Provided text:
Arrgh! screamed the Simon
Wiesenthal Center which saw a new holocaust in the making. Reuters reported
that Aso had put his foot in his mouth by making remarks that “could be
interpreted as a defense of Adolf Hitler’s motive for genocide during World War
Two.” Even RT, to which we normally look for real as opposed to fake news,
joined in the misreporting. The chairman of the Japanese opposition party
joined in, terming Aso’s statement that the ends don’t justify the means “a
serious gaffe.”
Of course, the South Koreans
and the Chinese, who have WWII resentments against Japan, could not let the
opportunity pass that the Western media created, and also unloaded on Japan,
condemning the Deputy Prime Minister as a modern advocate of Hitlerism. The
Chinese and South Koreans were too busy settling old scores to realize that by
jumping on Aso they were undermining the Japanese opposition to the
re-militarization of Japan, which will be at their expense.

Required tasks:
(1) In the commentary on Aso's remarks, shorten the paragraph beginning "Of course, the South Koreans" and keep its main facts.
(2) Translate this sentence from the commentary on Aso's remarks into Spanish: "Even RT, to which we normally look for real as opposed to fake news, joined in the misreporting."
(3) Carry on the commentary on Aso's remarks from the point where it stops.
The items that come next are separate material, unrelated to the commentary above.

Extracted data:

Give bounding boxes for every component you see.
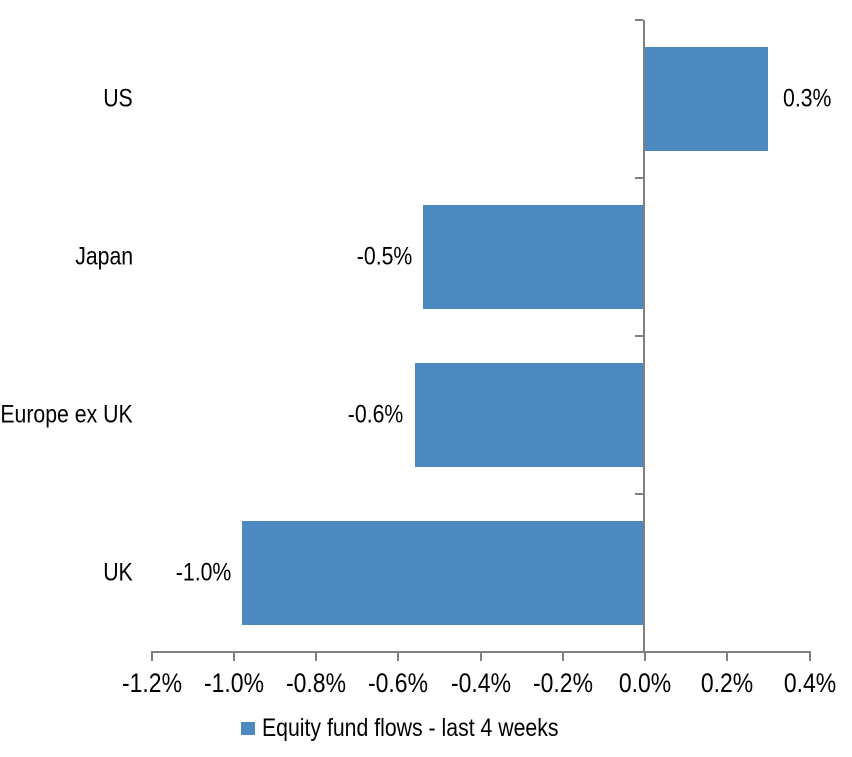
x-axis-tick-label: -0.8% — [286, 668, 346, 698]
x-axis-tick — [150, 653, 153, 661]
bar-japan — [422, 205, 645, 309]
legend-series-marker-icon — [241, 721, 256, 735]
legend-series-label: Equity fund flows - last 4 weeks — [262, 713, 559, 742]
data-label: -0.5% — [356, 242, 412, 271]
category-label: US — [103, 84, 133, 113]
x-axis-tick — [726, 653, 729, 661]
bar-europe-ex-uk — [414, 363, 645, 467]
bar-uk — [241, 521, 645, 625]
x-axis-tick — [232, 653, 235, 661]
x-axis-tick-label: -0.4% — [450, 668, 511, 698]
y-axis-tick — [635, 335, 643, 337]
data-label: -0.6% — [348, 400, 404, 429]
x-axis-tick — [479, 653, 482, 661]
x-axis-tick-label: 0.4% — [783, 668, 836, 698]
y-axis-tick — [635, 493, 643, 495]
y-axis-tick — [635, 651, 643, 653]
y-axis-tick — [635, 19, 643, 21]
x-axis-tick-label: 0.2% — [701, 668, 754, 698]
category-label: Europe ex UK — [0, 400, 133, 429]
x-axis-tick-label: -1.2% — [121, 668, 182, 698]
x-axis-tick-label: -0.2% — [532, 668, 593, 698]
x-axis-tick — [808, 653, 811, 661]
x-axis-tick — [561, 653, 564, 661]
x-axis-tick-label: -1.0% — [203, 668, 264, 698]
bar-us — [645, 47, 769, 151]
data-label: 0.3% — [783, 84, 832, 113]
y-axis-line — [643, 20, 645, 653]
x-axis-line — [150, 651, 811, 653]
category-label: UK — [103, 558, 133, 587]
x-axis-tick-label: 0.0% — [618, 668, 672, 698]
x-axis-tick — [397, 653, 400, 661]
category-label: Japan — [75, 242, 133, 271]
y-axis-tick — [635, 177, 643, 179]
data-label: -1.0% — [175, 558, 231, 587]
x-axis-tick-label: -0.6% — [368, 668, 429, 698]
legend: Equity fund flows - last 4 weeks — [0, 712, 852, 744]
x-axis-tick — [315, 653, 317, 661]
x-axis-tick — [644, 653, 646, 661]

Outputs in order:
(1) South Korea and China, which hold WWII resentments against Japan, took the opening the Western media created and condemned the Deputy Prime Minister as a modern advocate of Hitlerism. Busy settling old scores, they did not see that attacking Aso undermined Japanese opposition to Japan's re-militarization, which will be at their expense.

(2) Incluso RT, a la que normalmente acudimos en busca de noticias reales y no falsas, se sumó a los informes erróneos.

(3)
Aso is astonished by the
misrepresentation of his words. He said, “I used Hitler as an example of a bad
politician. It is regrettable that my comment was misinterpreted and caused misunderstanding.”
It seems that hardly anyone
was capable of comprehending what Aso said. He clearly denounced Hitler,
declaring Hitler “no good,” but no one cared. He used the word, “Hitler,” which
was sufficient to set off the explosion of denunciation. Aso responded by
withdrawing Hitler as his example of a “bad politician.” And this is a victory?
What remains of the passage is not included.